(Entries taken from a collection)

+ + + +

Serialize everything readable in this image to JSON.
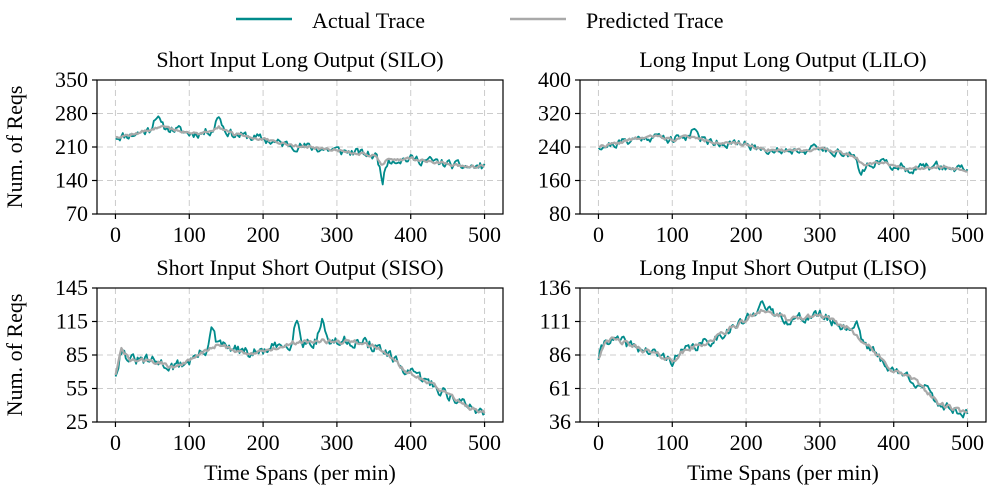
{
  "legend": {
    "actual_label": "Actual Trace",
    "predicted_label": "Predicted Trace"
  },
  "colors": {
    "actual": "#008B8B",
    "predicted": "#A9A9A9",
    "grid": "#CCCCCC"
  },
  "chart_data": [
    {
      "type": "line",
      "title": "Short Input Long Output (SILO)",
      "xlabel": "",
      "ylabel": "Num. of Reqs",
      "xlim": [
        -25,
        525
      ],
      "ylim": [
        70,
        350
      ],
      "xticks": [
        0,
        100,
        200,
        300,
        400,
        500
      ],
      "yticks": [
        70,
        140,
        210,
        280,
        350
      ],
      "trend": [
        [
          0,
          232
        ],
        [
          20,
          235
        ],
        [
          40,
          243
        ],
        [
          60,
          252
        ],
        [
          80,
          247
        ],
        [
          100,
          238
        ],
        [
          120,
          240
        ],
        [
          140,
          252
        ],
        [
          160,
          236
        ],
        [
          180,
          232
        ],
        [
          200,
          226
        ],
        [
          220,
          218
        ],
        [
          240,
          214
        ],
        [
          260,
          210
        ],
        [
          280,
          206
        ],
        [
          300,
          203
        ],
        [
          320,
          199
        ],
        [
          340,
          195
        ],
        [
          360,
          188
        ],
        [
          380,
          184
        ],
        [
          400,
          185
        ],
        [
          420,
          182
        ],
        [
          440,
          177
        ],
        [
          460,
          171
        ],
        [
          480,
          168
        ],
        [
          500,
          170
        ]
      ],
      "series": [
        {
          "name": "Actual Trace",
          "noise": 15,
          "seed": 11,
          "spikes": [
            [
              55,
              30
            ],
            [
              140,
              25
            ],
            [
              362,
              -45
            ]
          ]
        },
        {
          "name": "Predicted Trace",
          "noise": 5,
          "seed": 12,
          "spikes": [
            [
              362,
              -15
            ]
          ]
        }
      ]
    },
    {
      "type": "line",
      "title": "Long Input Long Output (LILO)",
      "xlabel": "",
      "ylabel": "",
      "xlim": [
        -25,
        525
      ],
      "ylim": [
        80,
        400
      ],
      "xticks": [
        0,
        100,
        200,
        300,
        400,
        500
      ],
      "yticks": [
        80,
        160,
        240,
        320,
        400
      ],
      "trend": [
        [
          0,
          242
        ],
        [
          20,
          246
        ],
        [
          40,
          256
        ],
        [
          60,
          262
        ],
        [
          80,
          266
        ],
        [
          100,
          257
        ],
        [
          120,
          266
        ],
        [
          140,
          258
        ],
        [
          160,
          252
        ],
        [
          180,
          247
        ],
        [
          200,
          246
        ],
        [
          220,
          236
        ],
        [
          240,
          232
        ],
        [
          260,
          233
        ],
        [
          280,
          233
        ],
        [
          300,
          235
        ],
        [
          320,
          231
        ],
        [
          340,
          222
        ],
        [
          360,
          200
        ],
        [
          380,
          205
        ],
        [
          400,
          196
        ],
        [
          420,
          188
        ],
        [
          440,
          191
        ],
        [
          460,
          195
        ],
        [
          480,
          188
        ],
        [
          500,
          186
        ]
      ],
      "series": [
        {
          "name": "Actual Trace",
          "noise": 16,
          "seed": 21,
          "spikes": [
            [
              130,
              30
            ],
            [
              355,
              -35
            ]
          ]
        },
        {
          "name": "Predicted Trace",
          "noise": 6,
          "seed": 22,
          "spikes": []
        }
      ]
    },
    {
      "type": "line",
      "title": "Short Input Short Output (SISO)",
      "xlabel": "Time Spans (per min)",
      "ylabel": "Num. of Reqs",
      "xlim": [
        -25,
        525
      ],
      "ylim": [
        25,
        145
      ],
      "xticks": [
        0,
        100,
        200,
        300,
        400,
        500
      ],
      "yticks": [
        25,
        55,
        85,
        115,
        145
      ],
      "trend": [
        [
          0,
          68
        ],
        [
          8,
          90
        ],
        [
          20,
          80
        ],
        [
          40,
          80
        ],
        [
          60,
          78
        ],
        [
          80,
          74
        ],
        [
          100,
          80
        ],
        [
          120,
          88
        ],
        [
          140,
          94
        ],
        [
          160,
          90
        ],
        [
          180,
          86
        ],
        [
          200,
          88
        ],
        [
          220,
          92
        ],
        [
          240,
          96
        ],
        [
          260,
          97
        ],
        [
          280,
          98
        ],
        [
          300,
          96
        ],
        [
          320,
          98
        ],
        [
          340,
          95
        ],
        [
          360,
          90
        ],
        [
          380,
          78
        ],
        [
          400,
          68
        ],
        [
          420,
          62
        ],
        [
          440,
          54
        ],
        [
          460,
          46
        ],
        [
          480,
          38
        ],
        [
          500,
          34
        ]
      ],
      "series": [
        {
          "name": "Actual Trace",
          "noise": 8,
          "seed": 31,
          "spikes": [
            [
              130,
              18
            ],
            [
              245,
              22
            ],
            [
              280,
              20
            ]
          ]
        },
        {
          "name": "Predicted Trace",
          "noise": 3,
          "seed": 32,
          "spikes": []
        }
      ]
    },
    {
      "type": "line",
      "title": "Long Input Short Output (LISO)",
      "xlabel": "Time Spans (per min)",
      "ylabel": "",
      "xlim": [
        -25,
        525
      ],
      "ylim": [
        36,
        136
      ],
      "xticks": [
        0,
        100,
        200,
        300,
        400,
        500
      ],
      "yticks": [
        36,
        61,
        86,
        111,
        136
      ],
      "trend": [
        [
          0,
          84
        ],
        [
          10,
          98
        ],
        [
          30,
          96
        ],
        [
          50,
          92
        ],
        [
          70,
          88
        ],
        [
          100,
          82
        ],
        [
          120,
          90
        ],
        [
          150,
          96
        ],
        [
          180,
          106
        ],
        [
          200,
          112
        ],
        [
          220,
          120
        ],
        [
          240,
          116
        ],
        [
          260,
          112
        ],
        [
          280,
          114
        ],
        [
          300,
          116
        ],
        [
          320,
          110
        ],
        [
          340,
          106
        ],
        [
          360,
          96
        ],
        [
          380,
          84
        ],
        [
          400,
          74
        ],
        [
          420,
          70
        ],
        [
          440,
          62
        ],
        [
          460,
          50
        ],
        [
          480,
          46
        ],
        [
          500,
          42
        ]
      ],
      "series": [
        {
          "name": "Actual Trace",
          "noise": 6,
          "seed": 41,
          "spikes": [
            [
              220,
              10
            ],
            [
              350,
              10
            ]
          ]
        },
        {
          "name": "Predicted Trace",
          "noise": 3,
          "seed": 42,
          "spikes": []
        }
      ]
    }
  ]
}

+ + + +

### WHAT TO WORK ON
Transcribe all the records above word for word, without their images.

### PROBLEM SOLUTION
Serialize everything readable in this image to JSON.
{
  "legend": {
    "actual_label": "Actual Trace",
    "predicted_label": "Predicted Trace"
  },
  "colors": {
    "actual": "#008B8B",
    "predicted": "#A9A9A9",
    "grid": "#CCCCCC"
  },
  "chart_data": [
    {
      "type": "line",
      "title": "Short Input Long Output (SILO)",
      "xlabel": "",
      "ylabel": "Num. of Reqs",
      "xlim": [
        -25,
        525
      ],
      "ylim": [
        70,
        350
      ],
      "xticks": [
        0,
        100,
        200,
        300,
        400,
        500
      ],
      "yticks": [
        70,
        140,
        210,
        280,
        350
      ],
      "trend": [
        [
          0,
          232
        ],
        [
          20,
          235
        ],
        [
          40,
          243
        ],
        [
          60,
          252
        ],
        [
          80,
          247
        ],
        [
          100,
          238
        ],
        [
          120,
          240
        ],
        [
          140,
          252
        ],
        [
          160,
          236
        ],
        [
          180,
          232
        ],
        [
          200,
          226
        ],
        [
          220,
          218
        ],
        [
          240,
          214
        ],
        [
          260,
          210
        ],
        [
          280,
          206
        ],
        [
          300,
          203
        ],
        [
          320,
          199
        ],
        [
          340,
          195
        ],
        [
          360,
          188
        ],
        [
          380,
          184
        ],
        [
          400,
          185
        ],
        [
          420,
          182
        ],
        [
          440,
          177
        ],
        [
          460,
          171
        ],
        [
          480,
          168
        ],
        [
          500,
          170
        ]
      ],
      "series": [
        {
          "name": "Actual Trace",
          "noise": 15,
          "seed": 11,
          "spikes": [
            [
              55,
              30
            ],
            [
              140,
              25
            ],
            [
              362,
              -45
            ]
          ]
        },
        {
          "name": "Predicted Trace",
          "noise": 5,
          "seed": 12,
          "spikes": [
            [
              362,
              -15
            ]
          ]
        }
      ]
    },
    {
      "type": "line",
      "title": "Long Input Long Output (LILO)",
      "xlabel": "",
      "ylabel": "",
      "xlim": [
        -25,
        525
      ],
      "ylim": [
        80,
        400
      ],
      "xticks": [
        0,
        100,
        200,
        300,
        400,
        500
      ],
      "yticks": [
        80,
        160,
        240,
        320,
        400
      ],
      "trend": [
        [
          0,
          242
        ],
        [
          20,
          246
        ],
        [
          40,
          256
        ],
        [
          60,
          262
        ],
        [
          80,
          266
        ],
        [
          100,
          257
        ],
        [
          120,
          266
        ],
        [
          140,
          258
        ],
        [
          160,
          252
        ],
        [
          180,
          247
        ],
        [
          200,
          246
        ],
        [
          220,
          236
        ],
        [
          240,
          232
        ],
        [
          260,
          233
        ],
        [
          280,
          233
        ],
        [
          300,
          235
        ],
        [
          320,
          231
        ],
        [
          340,
          222
        ],
        [
          360,
          200
        ],
        [
          380,
          205
        ],
        [
          400,
          196
        ],
        [
          420,
          188
        ],
        [
          440,
          191
        ],
        [
          460,
          195
        ],
        [
          480,
          188
        ],
        [
          500,
          186
        ]
      ],
      "series": [
        {
          "name": "Actual Trace",
          "noise": 16,
          "seed": 21,
          "spikes": [
            [
              130,
              30
            ],
            [
              355,
              -35
            ]
          ]
        },
        {
          "name": "Predicted Trace",
          "noise": 6,
          "seed": 22,
          "spikes": []
        }
      ]
    },
    {
      "type": "line",
      "title": "Short Input Short Output (SISO)",
      "xlabel": "Time Spans (per min)",
      "ylabel": "Num. of Reqs",
      "xlim": [
        -25,
        525
      ],
      "ylim": [
        25,
        145
      ],
      "xticks": [
        0,
        100,
        200,
        300,
        400,
        500
      ],
      "yticks": [
        25,
        55,
        85,
        115,
        145
      ],
      "trend": [
        [
          0,
          68
        ],
        [
          8,
          90
        ],
        [
          20,
          80
        ],
        [
          40,
          80
        ],
        [
          60,
          78
        ],
        [
          80,
          74
        ],
        [
          100,
          80
        ],
        [
          120,
          88
        ],
        [
          140,
          94
        ],
        [
          160,
          90
        ],
        [
          180,
          86
        ],
        [
          200,
          88
        ],
        [
          220,
          92
        ],
        [
          240,
          96
        ],
        [
          260,
          97
        ],
        [
          280,
          98
        ],
        [
          300,
          96
        ],
        [
          320,
          98
        ],
        [
          340,
          95
        ],
        [
          360,
          90
        ],
        [
          380,
          78
        ],
        [
          400,
          68
        ],
        [
          420,
          62
        ],
        [
          440,
          54
        ],
        [
          460,
          46
        ],
        [
          480,
          38
        ],
        [
          500,
          34
        ]
      ],
      "series": [
        {
          "name": "Actual Trace",
          "noise": 8,
          "seed": 31,
          "spikes": [
            [
              130,
              18
            ],
            [
              245,
              22
            ],
            [
              280,
              20
            ]
          ]
        },
        {
          "name": "Predicted Trace",
          "noise": 3,
          "seed": 32,
          "spikes": []
        }
      ]
    },
    {
      "type": "line",
      "title": "Long Input Short Output (LISO)",
      "xlabel": "Time Spans (per min)",
      "ylabel": "",
      "xlim": [
        -25,
        525
      ],
      "ylim": [
        36,
        136
      ],
      "xticks": [
        0,
        100,
        200,
        300,
        400,
        500
      ],
      "yticks": [
        36,
        61,
        86,
        111,
        136
      ],
      "trend": [
        [
          0,
          84
        ],
        [
          10,
          98
        ],
        [
          30,
          96
        ],
        [
          50,
          92
        ],
        [
          70,
          88
        ],
        [
          100,
          82
        ],
        [
          120,
          90
        ],
        [
          150,
          96
        ],
        [
          180,
          106
        ],
        [
          200,
          112
        ],
        [
          220,
          120
        ],
        [
          240,
          116
        ],
        [
          260,
          112
        ],
        [
          280,
          114
        ],
        [
          300,
          116
        ],
        [
          320,
          110
        ],
        [
          340,
          106
        ],
        [
          360,
          96
        ],
        [
          380,
          84
        ],
        [
          400,
          74
        ],
        [
          420,
          70
        ],
        [
          440,
          62
        ],
        [
          460,
          50
        ],
        [
          480,
          46
        ],
        [
          500,
          42
        ]
      ],
      "series": [
        {
          "name": "Actual Trace",
          "noise": 6,
          "seed": 41,
          "spikes": [
            [
              220,
              10
            ],
            [
              350,
              10
            ]
          ]
        },
        {
          "name": "Predicted Trace",
          "noise": 3,
          "seed": 42,
          "spikes": []
        }
      ]
    }
  ]
}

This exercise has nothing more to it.